Exercise directions: Pictures aside, repeat every entry exactly.

Recorded data
★ ★ ★ ★ ★ ★ ★

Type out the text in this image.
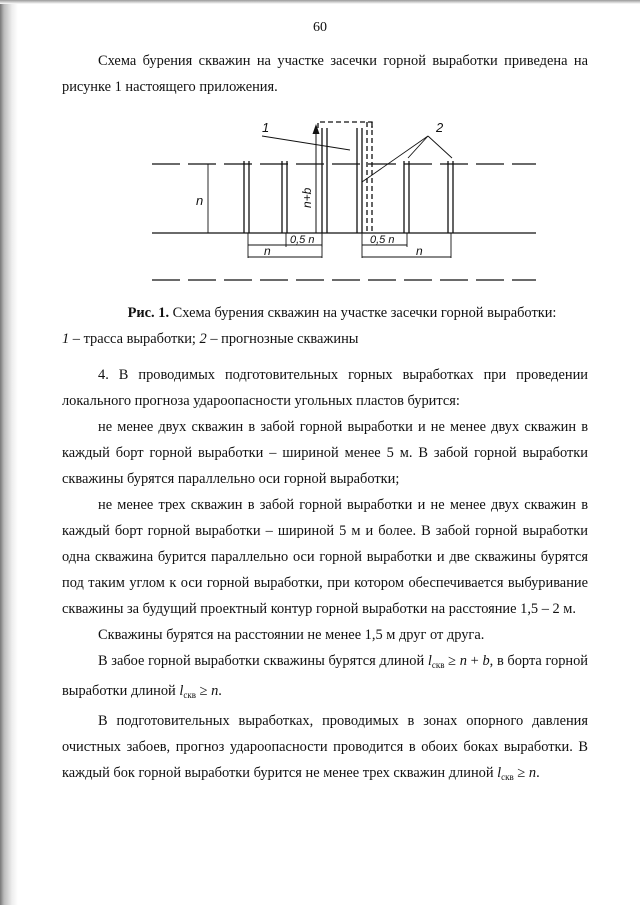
60

Схема бурения скважин на участке засечки горной выработки приведена на рисунке 1 настоящего приложения.

1	2
n	n+b
0,5 n	0,5 n
n	n
Рис. 1. Схема бурения скважин на участке засечки горной выработки:
1 – трасса выработки; 2 – прогнозные скважины

4. В проводимых подготовительных горных выработках при проведении локального прогноза удароопасности угольных пластов бурится:

не менее двух скважин в забой горной выработки и не менее двух скважин в каждый борт горной выработки – шириной менее 5 м. В забой горной выработки скважины бурятся параллельно оси горной выработки;

не менее трех скважин в забой горной выработки и не менее двух скважин в каждый борт горной выработки – шириной 5 м и более. В забой горной выработки одна скважина бурится параллельно оси горной выработки и две скважины бурятся под таким углом к оси горной выработки, при котором обеспечивается выбуривание скважины за будущий проектный контур горной выработки на расстояние 1,5 – 2 м.

Скважины бурятся на расстоянии не менее 1,5 м друг от друга.

В забое горной выработки скважины бурятся длиной $l_{скв} \ge n + b$, в борта горной выработки длиной $l_{скв} \ge n$.

В подготовительных выработках, проводимых в зонах опорного давления очистных забоев, прогноз удароопасности проводится в обоих боках выработки. В каждый бок горной выработки бурится не менее трех скважин длиной $l_{скв} \ge n$.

★ ★ ★ ★ ★ ★ ★

Reply to the exercise:
Type out the text in this image.
60

Схема бурения скважин на участке засечки горной выработки приведена на рисунке 1 настоящего приложения.

1	2
n	n+b
0,5 n	0,5 n
n	n
Рис. 1. Схема бурения скважин на участке засечки горной выработки:
1 – трасса выработки; 2 – прогнозные скважины

4. В проводимых подготовительных горных выработках при проведении локального прогноза удароопасности угольных пластов бурится:

не менее двух скважин в забой горной выработки и не менее двух скважин в каждый борт горной выработки – шириной менее 5 м. В забой горной выработки скважины бурятся параллельно оси горной выработки;

не менее трех скважин в забой горной выработки и не менее двух скважин в каждый борт горной выработки – шириной 5 м и более. В забой горной выработки одна скважина бурится параллельно оси горной выработки и две скважины бурятся под таким углом к оси горной выработки, при котором обеспечивается выбуривание скважины за будущий проектный контур горной выработки на расстояние 1,5 – 2 м.

Скважины бурятся на расстоянии не менее 1,5 м друг от друга.

В забое горной выработки скважины бурятся длиной $l_{скв} \ge n + b$, в борта горной выработки длиной $l_{скв} \ge n$.

В подготовительных выработках, проводимых в зонах опорного давления очистных забоев, прогноз удароопасности проводится в обоих боках выработки. В каждый бок горной выработки бурится не менее трех скважин длиной $l_{скв} \ge n$.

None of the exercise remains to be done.